**GIVEN TASK**
Copy each record exactly as it reads, leaving out any pictures it holds.
-- BEGIN --
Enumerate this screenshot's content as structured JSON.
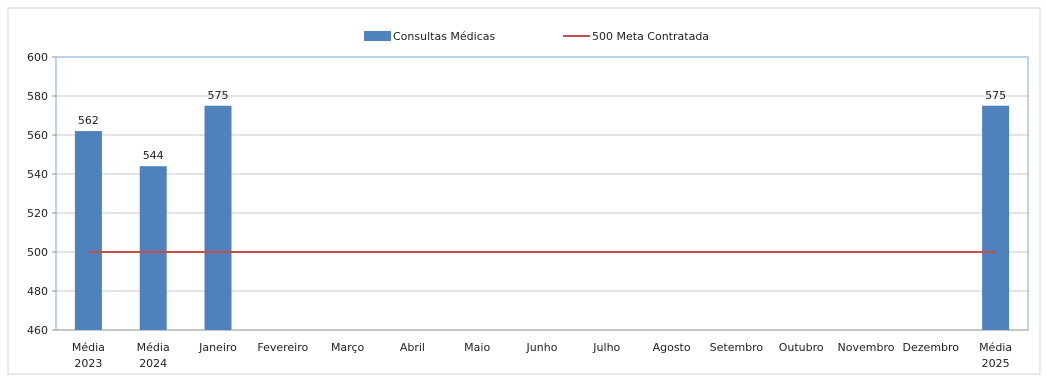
{
  "chart_data": {
    "type": "bar",
    "categories": [
      "Média 2023",
      "Média 2024",
      "Janeiro",
      "Fevereiro",
      "Março",
      "Abril",
      "Maio",
      "Junho",
      "Julho",
      "Agosto",
      "Setembro",
      "Outubro",
      "Novembro",
      "Dezembro",
      "Média 2025"
    ],
    "series": [
      {
        "name": "Consultas Médicas",
        "values": [
          562,
          544,
          575,
          null,
          null,
          null,
          null,
          null,
          null,
          null,
          null,
          null,
          null,
          null,
          575
        ],
        "color": "#4f81bd",
        "data_labels": [
          "562",
          "544",
          "575",
          "",
          "",
          "",
          "",
          "",
          "",
          "",
          "",
          "",
          "",
          "",
          "575"
        ]
      },
      {
        "name": "500 Meta Contratada",
        "type": "line",
        "values": [
          500,
          500,
          500,
          500,
          500,
          500,
          500,
          500,
          500,
          500,
          500,
          500,
          500,
          500,
          500
        ],
        "color": "#c0504d"
      }
    ],
    "title": "",
    "xlabel": "",
    "ylabel": "",
    "ylim": [
      460,
      600
    ],
    "yticks": [
      460,
      480,
      500,
      520,
      540,
      560,
      580,
      600
    ],
    "grid": true,
    "legend": "top-center"
  },
  "colors": {
    "plot_border": "#7aa7d8",
    "outer_border": "#d0d0d0",
    "grid": "#c8c8c8",
    "axis": "#8c8c8c"
  }
}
-- END --
**REPLY**
Enumerate this screenshot's content as structured JSON.
{
  "chart_data": {
    "type": "bar",
    "categories": [
      "Média 2023",
      "Média 2024",
      "Janeiro",
      "Fevereiro",
      "Março",
      "Abril",
      "Maio",
      "Junho",
      "Julho",
      "Agosto",
      "Setembro",
      "Outubro",
      "Novembro",
      "Dezembro",
      "Média 2025"
    ],
    "series": [
      {
        "name": "Consultas Médicas",
        "values": [
          562,
          544,
          575,
          null,
          null,
          null,
          null,
          null,
          null,
          null,
          null,
          null,
          null,
          null,
          575
        ],
        "color": "#4f81bd",
        "data_labels": [
          "562",
          "544",
          "575",
          "",
          "",
          "",
          "",
          "",
          "",
          "",
          "",
          "",
          "",
          "",
          "575"
        ]
      },
      {
        "name": "500 Meta Contratada",
        "type": "line",
        "values": [
          500,
          500,
          500,
          500,
          500,
          500,
          500,
          500,
          500,
          500,
          500,
          500,
          500,
          500,
          500
        ],
        "color": "#c0504d"
      }
    ],
    "title": "",
    "xlabel": "",
    "ylabel": "",
    "ylim": [
      460,
      600
    ],
    "yticks": [
      460,
      480,
      500,
      520,
      540,
      560,
      580,
      600
    ],
    "grid": true,
    "legend": "top-center"
  },
  "colors": {
    "plot_border": "#7aa7d8",
    "outer_border": "#d0d0d0",
    "grid": "#c8c8c8",
    "axis": "#8c8c8c"
  }
}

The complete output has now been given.